- _WRITTEN EXERCISE_: Omit any picture, and return the remaining data exactly as written.

╭─ TASK INPUT

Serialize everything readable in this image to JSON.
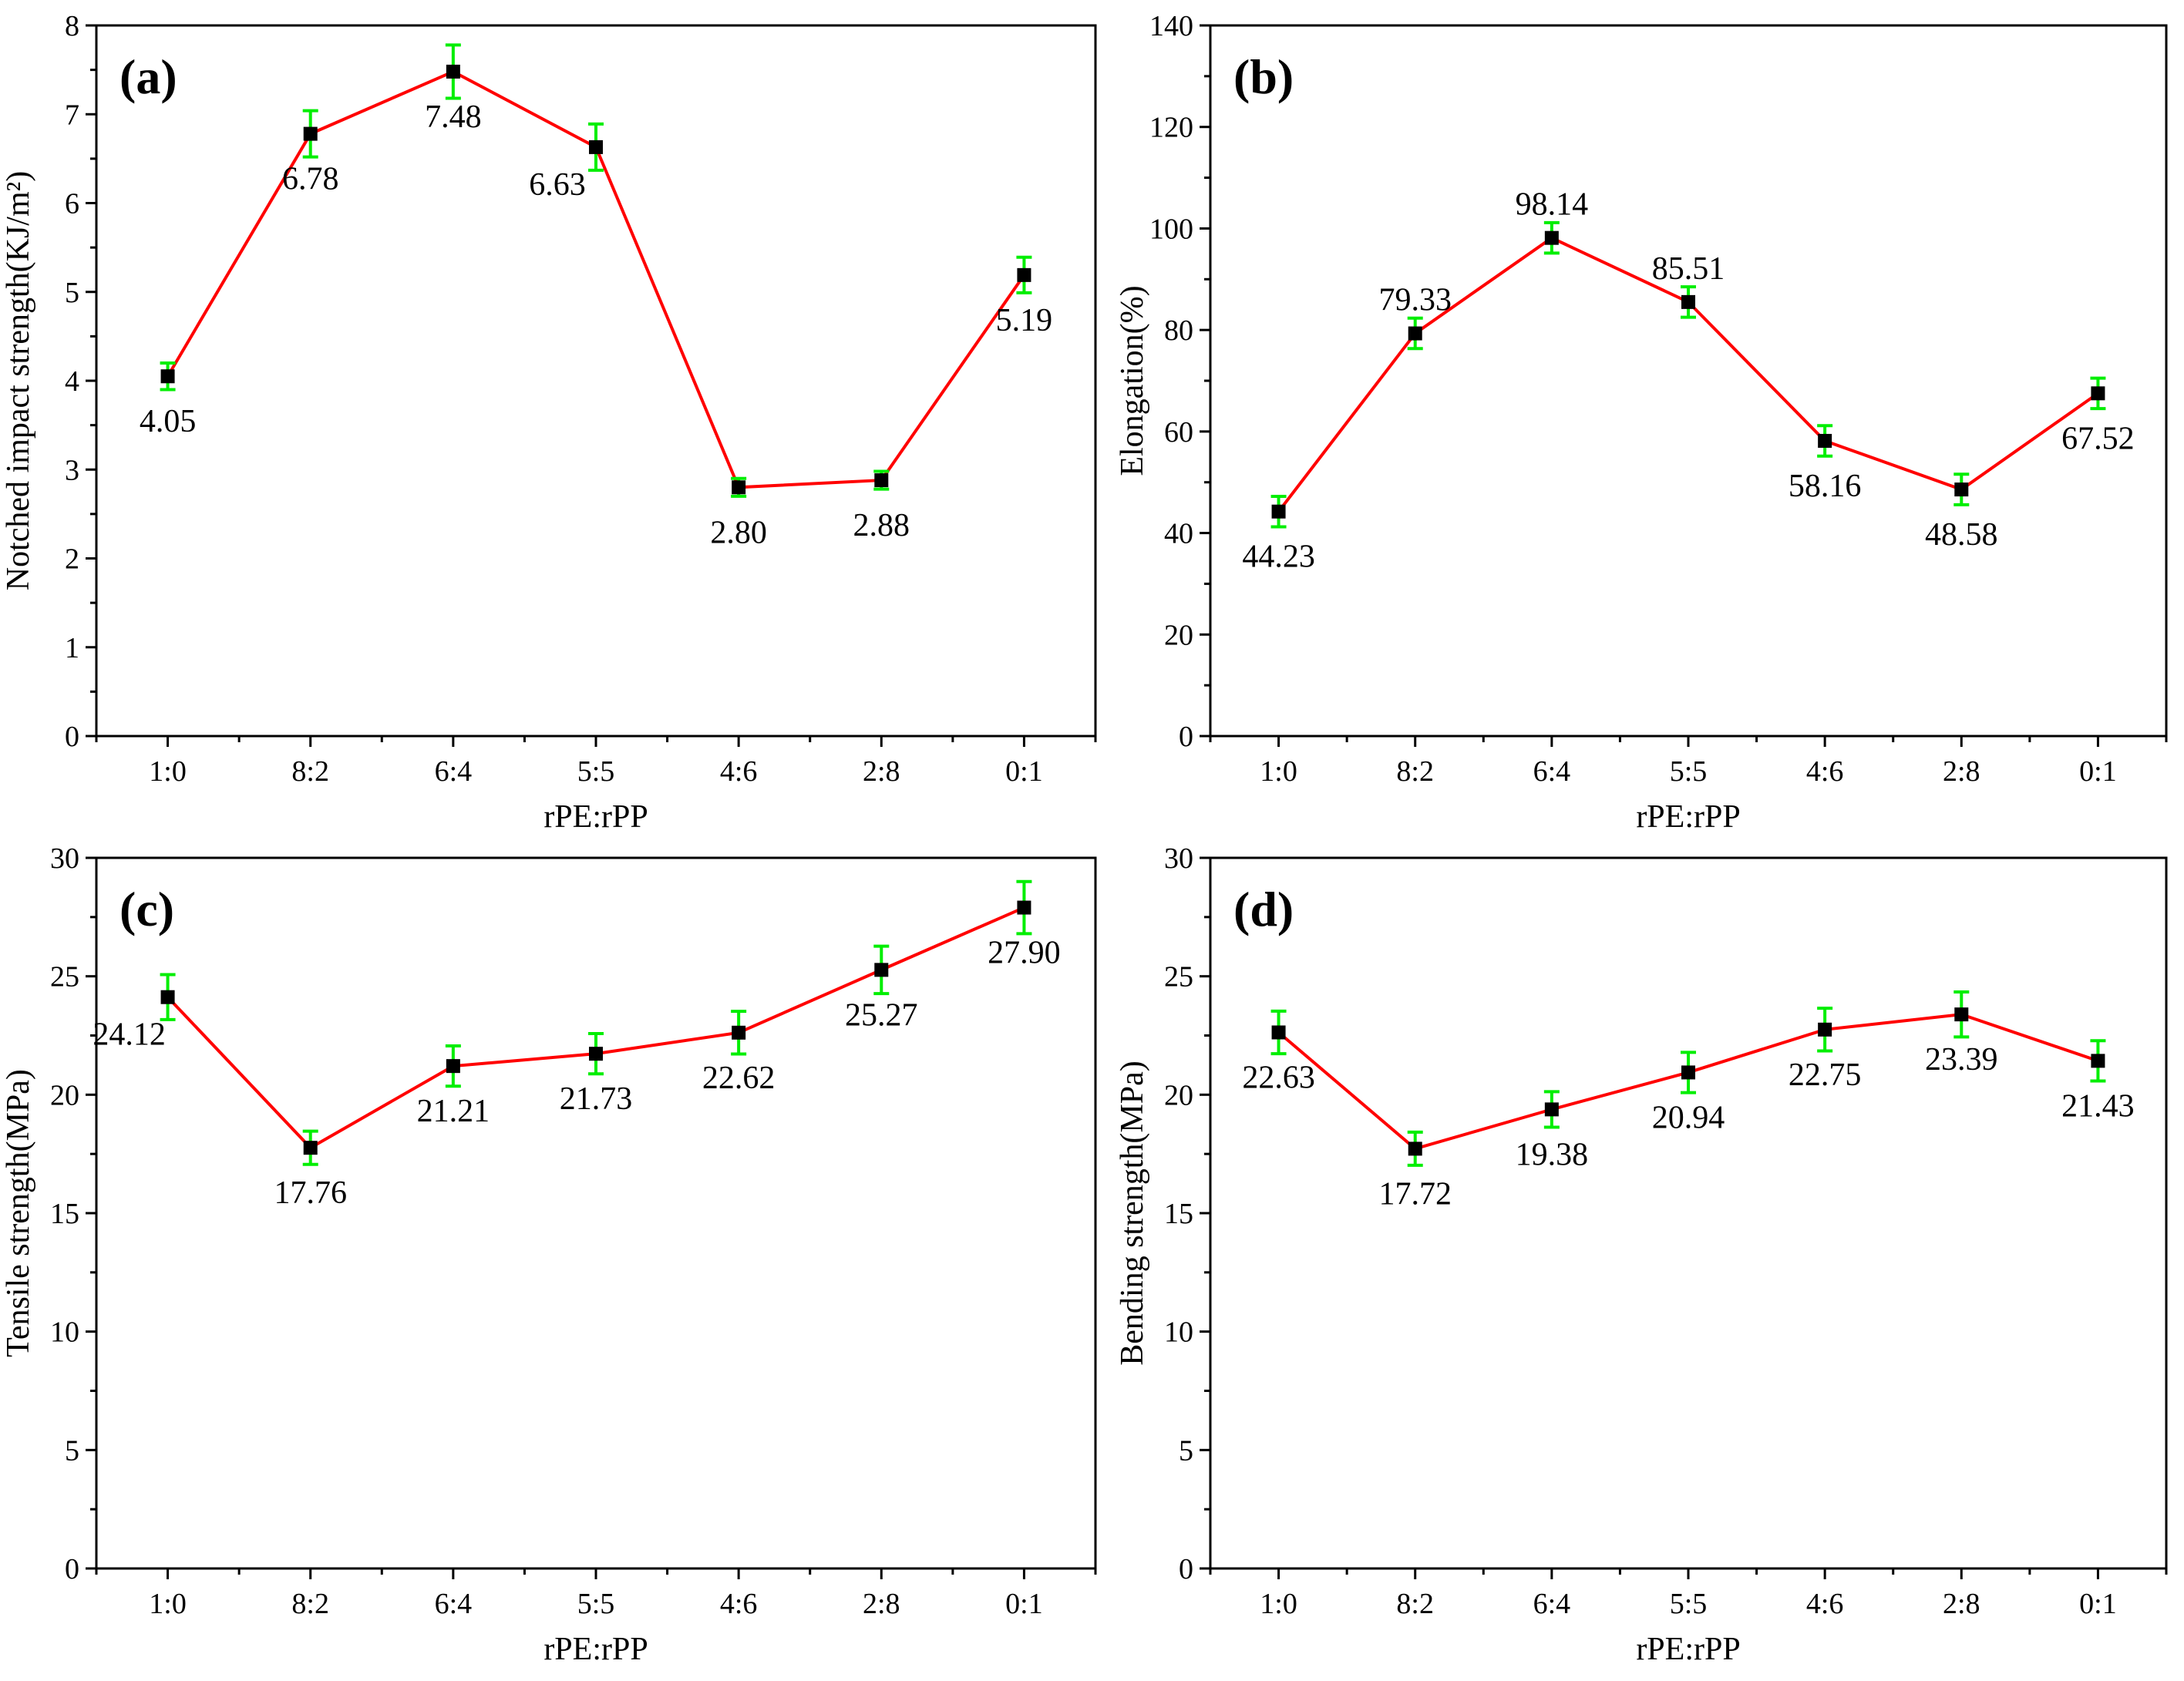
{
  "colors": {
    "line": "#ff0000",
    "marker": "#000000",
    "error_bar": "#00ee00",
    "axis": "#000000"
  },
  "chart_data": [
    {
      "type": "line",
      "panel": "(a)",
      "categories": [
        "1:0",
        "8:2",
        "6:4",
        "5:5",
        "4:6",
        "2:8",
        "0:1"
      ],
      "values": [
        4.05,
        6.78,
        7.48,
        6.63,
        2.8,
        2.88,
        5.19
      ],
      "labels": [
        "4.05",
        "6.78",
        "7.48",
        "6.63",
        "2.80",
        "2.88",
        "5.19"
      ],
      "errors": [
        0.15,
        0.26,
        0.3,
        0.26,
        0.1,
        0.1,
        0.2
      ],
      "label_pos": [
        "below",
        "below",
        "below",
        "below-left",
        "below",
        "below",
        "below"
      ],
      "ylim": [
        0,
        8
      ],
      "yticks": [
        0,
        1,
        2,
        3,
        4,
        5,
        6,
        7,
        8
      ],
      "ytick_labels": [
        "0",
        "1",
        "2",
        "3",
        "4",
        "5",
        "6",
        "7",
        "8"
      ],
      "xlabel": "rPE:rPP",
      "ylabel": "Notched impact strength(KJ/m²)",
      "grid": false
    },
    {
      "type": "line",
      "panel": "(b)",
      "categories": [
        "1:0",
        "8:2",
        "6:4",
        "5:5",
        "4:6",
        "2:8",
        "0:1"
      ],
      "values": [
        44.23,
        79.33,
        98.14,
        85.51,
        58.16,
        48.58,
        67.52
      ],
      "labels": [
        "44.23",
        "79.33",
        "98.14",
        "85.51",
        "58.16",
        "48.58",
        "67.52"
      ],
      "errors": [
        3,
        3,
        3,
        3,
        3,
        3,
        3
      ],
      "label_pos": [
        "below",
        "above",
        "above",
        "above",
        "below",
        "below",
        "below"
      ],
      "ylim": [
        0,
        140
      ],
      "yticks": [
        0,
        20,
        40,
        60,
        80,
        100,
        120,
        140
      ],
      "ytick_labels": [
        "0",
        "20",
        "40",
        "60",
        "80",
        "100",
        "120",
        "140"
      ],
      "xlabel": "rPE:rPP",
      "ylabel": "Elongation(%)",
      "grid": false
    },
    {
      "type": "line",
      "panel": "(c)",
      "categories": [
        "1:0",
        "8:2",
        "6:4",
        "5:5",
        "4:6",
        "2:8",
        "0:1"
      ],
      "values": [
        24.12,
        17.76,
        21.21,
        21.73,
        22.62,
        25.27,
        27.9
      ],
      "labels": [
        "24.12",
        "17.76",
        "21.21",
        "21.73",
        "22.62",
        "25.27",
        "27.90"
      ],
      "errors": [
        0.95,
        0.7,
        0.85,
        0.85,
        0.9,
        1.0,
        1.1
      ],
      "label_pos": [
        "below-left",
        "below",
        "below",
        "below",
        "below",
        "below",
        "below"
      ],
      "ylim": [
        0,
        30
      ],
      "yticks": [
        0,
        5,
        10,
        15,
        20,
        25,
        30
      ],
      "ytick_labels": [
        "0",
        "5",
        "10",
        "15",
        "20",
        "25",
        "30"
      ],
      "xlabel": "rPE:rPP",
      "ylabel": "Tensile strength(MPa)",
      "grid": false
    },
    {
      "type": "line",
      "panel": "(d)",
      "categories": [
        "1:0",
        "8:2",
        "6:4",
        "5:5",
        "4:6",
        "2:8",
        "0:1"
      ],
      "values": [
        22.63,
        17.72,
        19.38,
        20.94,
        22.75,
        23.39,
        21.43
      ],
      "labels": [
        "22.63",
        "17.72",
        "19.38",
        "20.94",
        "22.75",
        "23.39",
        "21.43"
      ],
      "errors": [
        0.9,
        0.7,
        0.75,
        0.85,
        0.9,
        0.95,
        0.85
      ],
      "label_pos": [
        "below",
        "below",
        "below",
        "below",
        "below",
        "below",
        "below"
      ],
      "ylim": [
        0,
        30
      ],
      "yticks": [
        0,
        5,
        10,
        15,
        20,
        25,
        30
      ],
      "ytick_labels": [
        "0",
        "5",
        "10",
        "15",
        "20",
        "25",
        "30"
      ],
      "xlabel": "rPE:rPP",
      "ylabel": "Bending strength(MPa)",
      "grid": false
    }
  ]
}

╰─

- _SOLUTION_:
Serialize everything readable in this image to JSON.
{
  "colors": {
    "line": "#ff0000",
    "marker": "#000000",
    "error_bar": "#00ee00",
    "axis": "#000000"
  },
  "chart_data": [
    {
      "type": "line",
      "panel": "(a)",
      "categories": [
        "1:0",
        "8:2",
        "6:4",
        "5:5",
        "4:6",
        "2:8",
        "0:1"
      ],
      "values": [
        4.05,
        6.78,
        7.48,
        6.63,
        2.8,
        2.88,
        5.19
      ],
      "labels": [
        "4.05",
        "6.78",
        "7.48",
        "6.63",
        "2.80",
        "2.88",
        "5.19"
      ],
      "errors": [
        0.15,
        0.26,
        0.3,
        0.26,
        0.1,
        0.1,
        0.2
      ],
      "label_pos": [
        "below",
        "below",
        "below",
        "below-left",
        "below",
        "below",
        "below"
      ],
      "ylim": [
        0,
        8
      ],
      "yticks": [
        0,
        1,
        2,
        3,
        4,
        5,
        6,
        7,
        8
      ],
      "ytick_labels": [
        "0",
        "1",
        "2",
        "3",
        "4",
        "5",
        "6",
        "7",
        "8"
      ],
      "xlabel": "rPE:rPP",
      "ylabel": "Notched impact strength(KJ/m²)",
      "grid": false
    },
    {
      "type": "line",
      "panel": "(b)",
      "categories": [
        "1:0",
        "8:2",
        "6:4",
        "5:5",
        "4:6",
        "2:8",
        "0:1"
      ],
      "values": [
        44.23,
        79.33,
        98.14,
        85.51,
        58.16,
        48.58,
        67.52
      ],
      "labels": [
        "44.23",
        "79.33",
        "98.14",
        "85.51",
        "58.16",
        "48.58",
        "67.52"
      ],
      "errors": [
        3,
        3,
        3,
        3,
        3,
        3,
        3
      ],
      "label_pos": [
        "below",
        "above",
        "above",
        "above",
        "below",
        "below",
        "below"
      ],
      "ylim": [
        0,
        140
      ],
      "yticks": [
        0,
        20,
        40,
        60,
        80,
        100,
        120,
        140
      ],
      "ytick_labels": [
        "0",
        "20",
        "40",
        "60",
        "80",
        "100",
        "120",
        "140"
      ],
      "xlabel": "rPE:rPP",
      "ylabel": "Elongation(%)",
      "grid": false
    },
    {
      "type": "line",
      "panel": "(c)",
      "categories": [
        "1:0",
        "8:2",
        "6:4",
        "5:5",
        "4:6",
        "2:8",
        "0:1"
      ],
      "values": [
        24.12,
        17.76,
        21.21,
        21.73,
        22.62,
        25.27,
        27.9
      ],
      "labels": [
        "24.12",
        "17.76",
        "21.21",
        "21.73",
        "22.62",
        "25.27",
        "27.90"
      ],
      "errors": [
        0.95,
        0.7,
        0.85,
        0.85,
        0.9,
        1.0,
        1.1
      ],
      "label_pos": [
        "below-left",
        "below",
        "below",
        "below",
        "below",
        "below",
        "below"
      ],
      "ylim": [
        0,
        30
      ],
      "yticks": [
        0,
        5,
        10,
        15,
        20,
        25,
        30
      ],
      "ytick_labels": [
        "0",
        "5",
        "10",
        "15",
        "20",
        "25",
        "30"
      ],
      "xlabel": "rPE:rPP",
      "ylabel": "Tensile strength(MPa)",
      "grid": false
    },
    {
      "type": "line",
      "panel": "(d)",
      "categories": [
        "1:0",
        "8:2",
        "6:4",
        "5:5",
        "4:6",
        "2:8",
        "0:1"
      ],
      "values": [
        22.63,
        17.72,
        19.38,
        20.94,
        22.75,
        23.39,
        21.43
      ],
      "labels": [
        "22.63",
        "17.72",
        "19.38",
        "20.94",
        "22.75",
        "23.39",
        "21.43"
      ],
      "errors": [
        0.9,
        0.7,
        0.75,
        0.85,
        0.9,
        0.95,
        0.85
      ],
      "label_pos": [
        "below",
        "below",
        "below",
        "below",
        "below",
        "below",
        "below"
      ],
      "ylim": [
        0,
        30
      ],
      "yticks": [
        0,
        5,
        10,
        15,
        20,
        25,
        30
      ],
      "ytick_labels": [
        "0",
        "5",
        "10",
        "15",
        "20",
        "25",
        "30"
      ],
      "xlabel": "rPE:rPP",
      "ylabel": "Bending strength(MPa)",
      "grid": false
    }
  ]
}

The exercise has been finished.